**TASK PROMPT**
Among the entries, which lines carry the string "该我飞天时"? Copy each of them.
::::
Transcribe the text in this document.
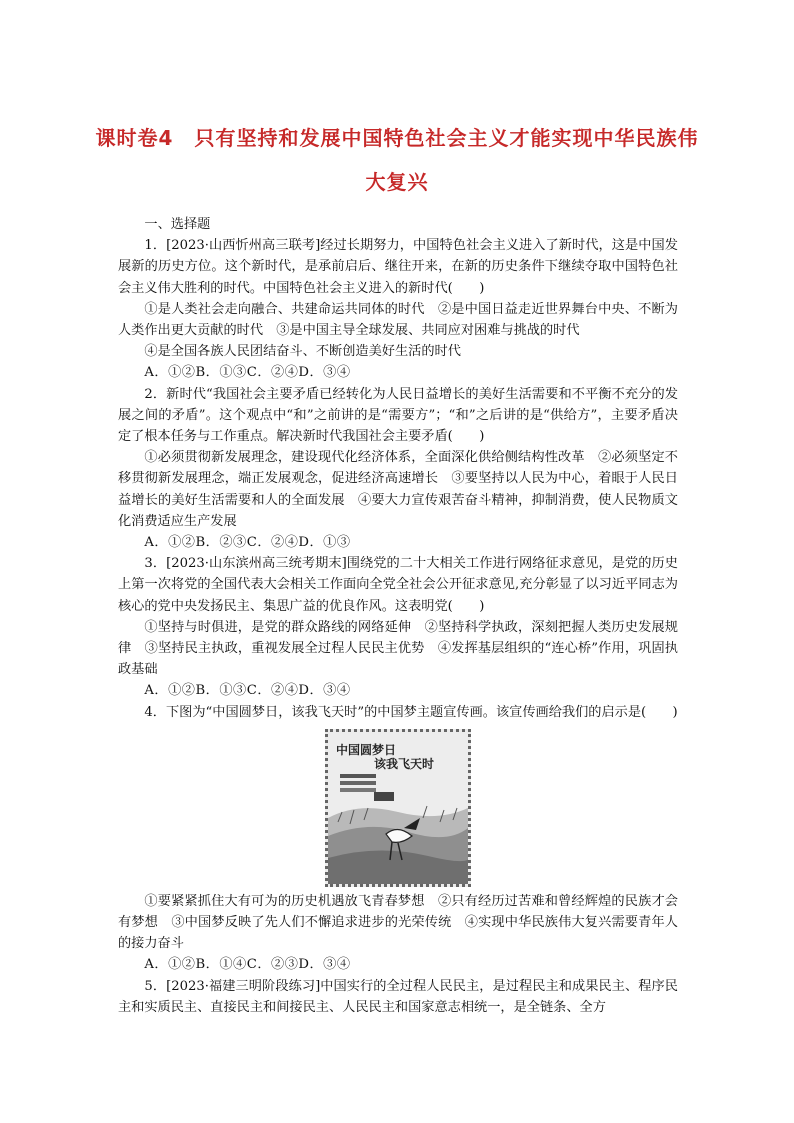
课时卷4　只有坚持和发展中国特色社会主义才能实现中华民族伟
大复兴

一、选择题

1．[2023·山西忻州高三联考]经过长期努力，中国特色社会主义进入了新时代，这是中国发展新的历史方位。这个新时代，是承前启后、继往开来，在新的历史条件下继续夺取中国特色社会主义伟大胜利的时代。中国特色社会主义进入的新时代(　　)

①是人类社会走向融合、共建命运共同体的时代　②是中国日益走近世界舞台中央、不断为人类作出更大贡献的时代　③是中国主导全球发展、共同应对困难与挑战的时代

④是全国各族人民团结奋斗、不断创造美好生活的时代

A．①②B．①③C．②④D．③④

2．新时代“我国社会主要矛盾已经转化为人民日益增长的美好生活需要和不平衡不充分的发展之间的矛盾”。这个观点中“和”之前讲的是“需要方”；“和”之后讲的是“供给方”，主要矛盾决定了根本任务与工作重点。解决新时代我国社会主要矛盾(　　)

①必须贯彻新发展理念，建设现代化经济体系，全面深化供给侧结构性改革　②必须坚定不移贯彻新发展理念，端正发展观念，促进经济高速增长　③要坚持以人民为中心，着眼于人民日益增长的美好生活需要和人的全面发展　④要大力宣传艰苦奋斗精神，抑制消费，使人民物质文化消费适应生产发展

A．①②B．②③C．②④D．①③

3．[2023·山东滨州高三统考期末]围绕党的二十大相关工作进行网络征求意见，是党的历史上第一次将党的全国代表大会相关工作面向全党全社会公开征求意见,充分彰显了以习近平同志为核心的党中央发扬民主、集思广益的优良作风。这表明党(　　)

①坚持与时俱进，是党的群众路线的网络延伸　②坚持科学执政，深刻把握人类历史发展规律　③坚持民主执政，重视发展全过程人民民主优势　④发挥基层组织的“连心桥”作用，巩固执政基础

A．①②B．①③C．②④D．③④

4．下图为“中国圆梦日，该我飞天时”的中国梦主题宣传画。该宣传画给我们的启示是(　　)

中国圆梦日
该我飞天时

①要紧紧抓住大有可为的历史机遇放飞青春梦想　②只有经历过苦难和曾经辉煌的民族才会有梦想　③中国梦反映了先人们不懈追求进步的光荣传统　④实现中华民族伟大复兴需要青年人的接力奋斗

A．①②B．①④C．②③D．③④

5．[2023·福建三明阶段练习]中国实行的全过程人民民主，是过程民主和成果民主、程序民主和实质民主、直接民主和间接民主、人民民主和国家意志相统一，是全链条、全方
::::
**COMPLETE RESPONSE**
4．下图为“中国圆梦日，该我飞天时”的中国梦主题宣传画。该宣传画给我们的启示是(　　)
该我飞天时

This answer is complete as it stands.